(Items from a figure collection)
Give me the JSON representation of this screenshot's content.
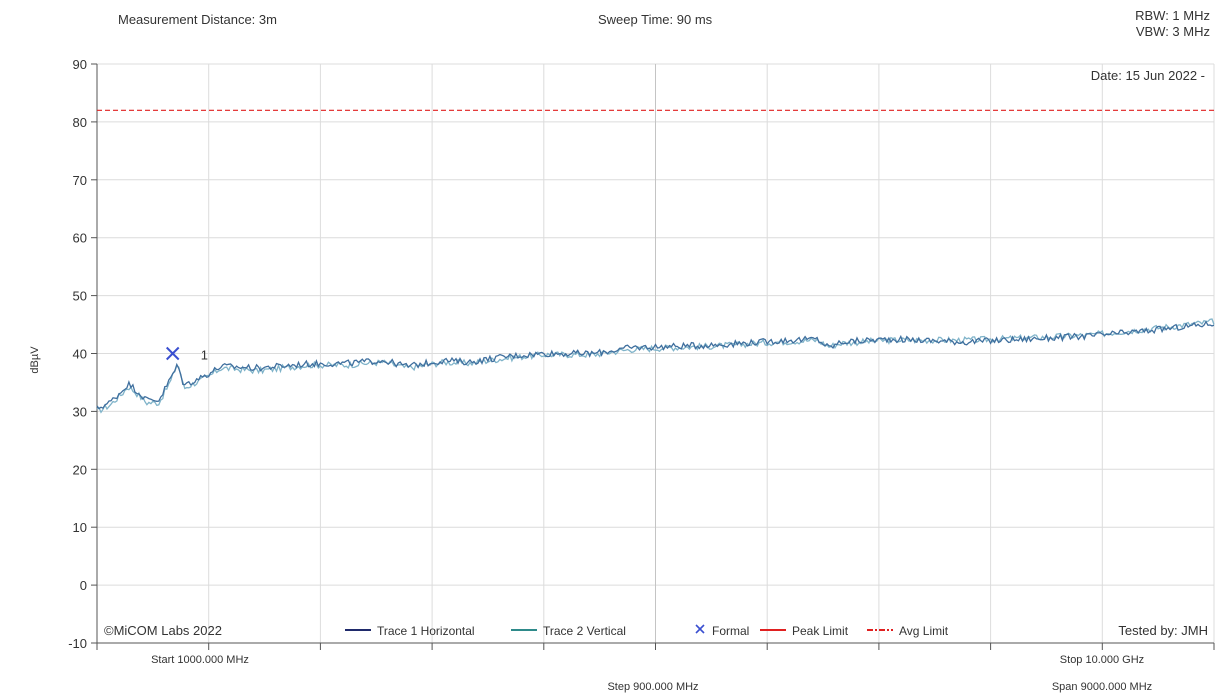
{
  "header": {
    "measurement_distance": "Measurement Distance: 3m",
    "sweep_time": "Sweep Time: 90 ms",
    "rbw": "RBW: 1 MHz",
    "vbw": "VBW: 3 MHz"
  },
  "chart_data": {
    "type": "line",
    "ylabel": "dBµV",
    "ylim": [
      -10,
      90
    ],
    "yticks": [
      90,
      80,
      70,
      60,
      50,
      40,
      30,
      20,
      10,
      0,
      -10
    ],
    "xlim_mhz": [
      1000,
      10000
    ],
    "grid": true,
    "date": "Date: 15 Jun 2022 -",
    "copyright": "©MiCOM Labs 2022",
    "tested_by": "Tested by: JMH",
    "x_start_label": "Start 1000.000 MHz",
    "x_stop_label": "Stop 10.000 GHz",
    "x_step_label": "Step 900.000 MHz",
    "x_span_label": "Span 9000.000 MHz",
    "peak_limit": 82,
    "marker": {
      "label": "1",
      "x_mhz": 1610,
      "y": 40
    },
    "legend": [
      {
        "label": "Trace 1 Horizontal",
        "color": "#1f2a6b",
        "style": "solid"
      },
      {
        "label": "Trace 2 Vertical",
        "color": "#2e8a8a",
        "style": "solid"
      },
      {
        "label": "Formal",
        "color": "#3a4fd0",
        "style": "x"
      },
      {
        "label": "Peak Limit",
        "color": "#e02020",
        "style": "solid"
      },
      {
        "label": "Avg Limit",
        "color": "#e02020",
        "style": "dashdot"
      }
    ],
    "series": [
      {
        "name": "Trace 1 Horizontal",
        "color": "#3f6f9e",
        "x": [
          1000,
          1100,
          1200,
          1250,
          1300,
          1400,
          1500,
          1600,
          1650,
          1700,
          1800,
          1900,
          2000,
          2300,
          2700,
          3000,
          3300,
          3500,
          3800,
          4000,
          4300,
          4600,
          5000,
          5300,
          5600,
          6000,
          6500,
          6800,
          6900,
          7000,
          7400,
          8000,
          8500,
          9000,
          9500,
          10000
        ],
        "values": [
          30.5,
          31.5,
          33.5,
          34.8,
          34,
          32,
          32,
          36,
          38,
          34.5,
          35.5,
          36.5,
          37.8,
          37.5,
          38.2,
          38.3,
          38.8,
          37.8,
          38.8,
          38.5,
          39.5,
          40,
          40,
          41,
          41.2,
          41.5,
          42.2,
          42.5,
          41,
          42,
          42.5,
          42,
          42.5,
          43,
          44,
          45.2
        ]
      },
      {
        "name": "Trace 2 Vertical",
        "color": "#7fb3c9",
        "x": [
          1000,
          1100,
          1200,
          1250,
          1300,
          1400,
          1500,
          1600,
          1650,
          1700,
          1800,
          1900,
          2000,
          2300,
          2700,
          3000,
          3300,
          3500,
          3800,
          4000,
          4300,
          4600,
          5000,
          5300,
          5600,
          6000,
          6500,
          6800,
          6900,
          7000,
          7400,
          8000,
          8500,
          9000,
          9500,
          10000
        ],
        "values": [
          30,
          31,
          33,
          34.3,
          33.5,
          31.5,
          31.5,
          35.5,
          38.5,
          34,
          35,
          36,
          37.5,
          37,
          38,
          38,
          38.5,
          37.5,
          38.5,
          38.3,
          39.2,
          39.8,
          39.8,
          40.7,
          41,
          41.3,
          42,
          42.3,
          41.2,
          41.8,
          42.3,
          42.3,
          42.7,
          43.2,
          44.3,
          45.5
        ]
      }
    ]
  }
}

■ **Short problem**
With the pictures omitted, reproduce the records in full and exactly.

■ **Expected answer**
Give me the JSON representation of this screenshot's content.
{
  "header": {
    "measurement_distance": "Measurement Distance: 3m",
    "sweep_time": "Sweep Time: 90 ms",
    "rbw": "RBW: 1 MHz",
    "vbw": "VBW: 3 MHz"
  },
  "chart_data": {
    "type": "line",
    "ylabel": "dBµV",
    "ylim": [
      -10,
      90
    ],
    "yticks": [
      90,
      80,
      70,
      60,
      50,
      40,
      30,
      20,
      10,
      0,
      -10
    ],
    "xlim_mhz": [
      1000,
      10000
    ],
    "grid": true,
    "date": "Date: 15 Jun 2022 -",
    "copyright": "©MiCOM Labs 2022",
    "tested_by": "Tested by: JMH",
    "x_start_label": "Start 1000.000 MHz",
    "x_stop_label": "Stop 10.000 GHz",
    "x_step_label": "Step 900.000 MHz",
    "x_span_label": "Span 9000.000 MHz",
    "peak_limit": 82,
    "marker": {
      "label": "1",
      "x_mhz": 1610,
      "y": 40
    },
    "legend": [
      {
        "label": "Trace 1 Horizontal",
        "color": "#1f2a6b",
        "style": "solid"
      },
      {
        "label": "Trace 2 Vertical",
        "color": "#2e8a8a",
        "style": "solid"
      },
      {
        "label": "Formal",
        "color": "#3a4fd0",
        "style": "x"
      },
      {
        "label": "Peak Limit",
        "color": "#e02020",
        "style": "solid"
      },
      {
        "label": "Avg Limit",
        "color": "#e02020",
        "style": "dashdot"
      }
    ],
    "series": [
      {
        "name": "Trace 1 Horizontal",
        "color": "#3f6f9e",
        "x": [
          1000,
          1100,
          1200,
          1250,
          1300,
          1400,
          1500,
          1600,
          1650,
          1700,
          1800,
          1900,
          2000,
          2300,
          2700,
          3000,
          3300,
          3500,
          3800,
          4000,
          4300,
          4600,
          5000,
          5300,
          5600,
          6000,
          6500,
          6800,
          6900,
          7000,
          7400,
          8000,
          8500,
          9000,
          9500,
          10000
        ],
        "values": [
          30.5,
          31.5,
          33.5,
          34.8,
          34,
          32,
          32,
          36,
          38,
          34.5,
          35.5,
          36.5,
          37.8,
          37.5,
          38.2,
          38.3,
          38.8,
          37.8,
          38.8,
          38.5,
          39.5,
          40,
          40,
          41,
          41.2,
          41.5,
          42.2,
          42.5,
          41,
          42,
          42.5,
          42,
          42.5,
          43,
          44,
          45.2
        ]
      },
      {
        "name": "Trace 2 Vertical",
        "color": "#7fb3c9",
        "x": [
          1000,
          1100,
          1200,
          1250,
          1300,
          1400,
          1500,
          1600,
          1650,
          1700,
          1800,
          1900,
          2000,
          2300,
          2700,
          3000,
          3300,
          3500,
          3800,
          4000,
          4300,
          4600,
          5000,
          5300,
          5600,
          6000,
          6500,
          6800,
          6900,
          7000,
          7400,
          8000,
          8500,
          9000,
          9500,
          10000
        ],
        "values": [
          30,
          31,
          33,
          34.3,
          33.5,
          31.5,
          31.5,
          35.5,
          38.5,
          34,
          35,
          36,
          37.5,
          37,
          38,
          38,
          38.5,
          37.5,
          38.5,
          38.3,
          39.2,
          39.8,
          39.8,
          40.7,
          41,
          41.3,
          42,
          42.3,
          41.2,
          41.8,
          42.3,
          42.3,
          42.7,
          43.2,
          44.3,
          45.5
        ]
      }
    ]
  }
}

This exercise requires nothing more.